Goal:
Determine which lines of the records include the word "avec", and copy them.

Data shown:
-- BEGIN --

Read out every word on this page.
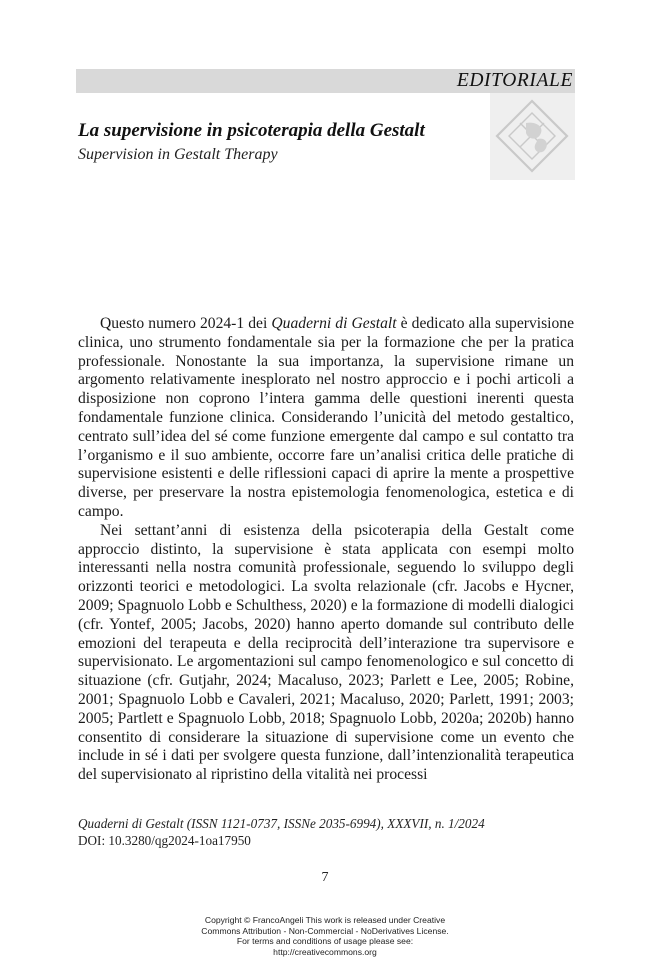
EDITORIALE
La supervisione in psicoterapia della Gestalt
Supervision in Gestalt Therapy

Questo numero 2024-1 dei Quaderni di Gestalt è dedicato alla supervisione clinica, uno strumento fondamentale sia per la formazione che per la pratica professionale. Nonostante la sua importanza, la supervisione rimane un argomento relativamente inesplorato nel nostro approccio e i pochi articoli a disposizione non coprono l’intera gamma delle questioni inerenti questa fondamentale funzione clinica. Considerando l’unicità del metodo gestaltico, centrato sull’idea del sé come funzione emergente dal campo e sul contatto tra l’organismo e il suo ambiente, occorre fare un’analisi critica delle pratiche di supervisione esistenti e delle riflessioni capaci di aprire la mente a prospettive diverse, per preservare la nostra epistemologia fenomenologica, estetica e di campo.

Nei settant’anni di esistenza della psicoterapia della Gestalt come approccio distinto, la supervisione è stata applicata con esempi molto interessanti nella nostra comunità professionale, seguendo lo sviluppo degli orizzonti teorici e metodologici. La svolta relazionale (cfr. Jacobs e Hycner, 2009; Spagnuolo Lobb e Schulthess, 2020) e la formazione di modelli dialogici (cfr. Yontef, 2005; Jacobs, 2020) hanno aperto domande sul contributo delle emozioni del terapeuta e della reciprocità dell’interazione tra supervisore e supervisionato. Le argomentazioni sul campo fenomenologico e sul concetto di situazione (cfr. Gutjahr, 2024; Macaluso, 2023; Parlett e Lee, 2005; Robine, 2001; Spagnuolo Lobb e Cavaleri, 2021; Macaluso, 2020; Parlett, 1991; 2003; 2005; Partlett e Spagnuolo Lobb, 2018; Spagnuolo Lobb, 2020a; 2020b) hanno consentito di considerare la situazione di supervisione come un evento che include in sé i dati per svolgere questa funzione, dall’intenzionalità terapeutica del supervisionato al ripristino della vitalità nei processi

Quaderni di Gestalt (ISSN 1121-0737, ISSNe 2035-6994), XXXVII, n. 1/2024
DOI: 10.3280/qg2024-1oa17950
7
Copyright © FrancoAngeli This work is released under Creative
Commons Attribution - Non-Commercial - NoDerivatives License.
For terms and conditions of usage please see:
http://creativecommons.org
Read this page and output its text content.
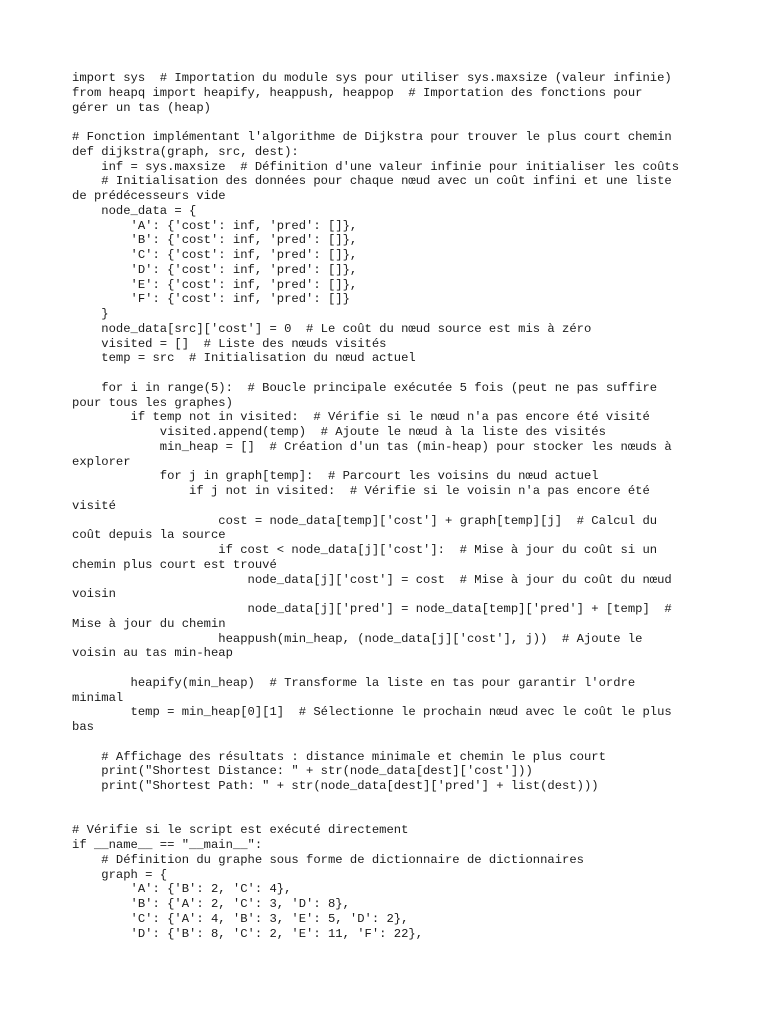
import sys  # Importation du module sys pour utiliser sys.maxsize (valeur infinie)
from heapq import heapify, heappush, heappop  # Importation des fonctions pour
gérer un tas (heap)
# Fonction implémentant l'algorithme de Dijkstra pour trouver le plus court chemin
def dijkstra(graph, src, dest):
inf = sys.maxsize  # Définition d'une valeur infinie pour initialiser les coûts
# Initialisation des données pour chaque nœud avec un coût infini et une liste
de prédécesseurs vide
node_data = {
'A': {'cost': inf, 'pred': []},
'B': {'cost': inf, 'pred': []},
'C': {'cost': inf, 'pred': []},
'D': {'cost': inf, 'pred': []},
'E': {'cost': inf, 'pred': []},
'F': {'cost': inf, 'pred': []}
}
node_data[src]['cost'] = 0  # Le coût du nœud source est mis à zéro
visited = []  # Liste des nœuds visités
temp = src  # Initialisation du nœud actuel
for i in range(5):  # Boucle principale exécutée 5 fois (peut ne pas suffire
pour tous les graphes)
if temp not in visited:  # Vérifie si le nœud n'a pas encore été visité
visited.append(temp)  # Ajoute le nœud à la liste des visités
min_heap = []  # Création d'un tas (min-heap) pour stocker les nœuds à
explorer
for j in graph[temp]:  # Parcourt les voisins du nœud actuel
if j not in visited:  # Vérifie si le voisin n'a pas encore été
visité
cost = node_data[temp]['cost'] + graph[temp][j]  # Calcul du
coût depuis la source
if cost < node_data[j]['cost']:  # Mise à jour du coût si un
chemin plus court est trouvé
node_data[j]['cost'] = cost  # Mise à jour du coût du nœud
voisin
node_data[j]['pred'] = node_data[temp]['pred'] + [temp]  #
Mise à jour du chemin
heappush(min_heap, (node_data[j]['cost'], j))  # Ajoute le
voisin au tas min-heap
heapify(min_heap)  # Transforme la liste en tas pour garantir l'ordre
minimal
temp = min_heap[0][1]  # Sélectionne le prochain nœud avec le coût le plus
bas
# Affichage des résultats : distance minimale et chemin le plus court
print("Shortest Distance: " + str(node_data[dest]['cost']))
print("Shortest Path: " + str(node_data[dest]['pred'] + list(dest)))
# Vérifie si le script est exécuté directement
if __name__ == "__main__":
# Définition du graphe sous forme de dictionnaire de dictionnaires
graph = {
'A': {'B': 2, 'C': 4},
'B': {'A': 2, 'C': 3, 'D': 8},
'C': {'A': 4, 'B': 3, 'E': 5, 'D': 2},
'D': {'B': 8, 'C': 2, 'E': 11, 'F': 22},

-- END --

Response to this task:
# Initialisation des données pour chaque nœud avec un coût infini et une liste
temp = min_heap[0][1]  # Sélectionne le prochain nœud avec le coût le plus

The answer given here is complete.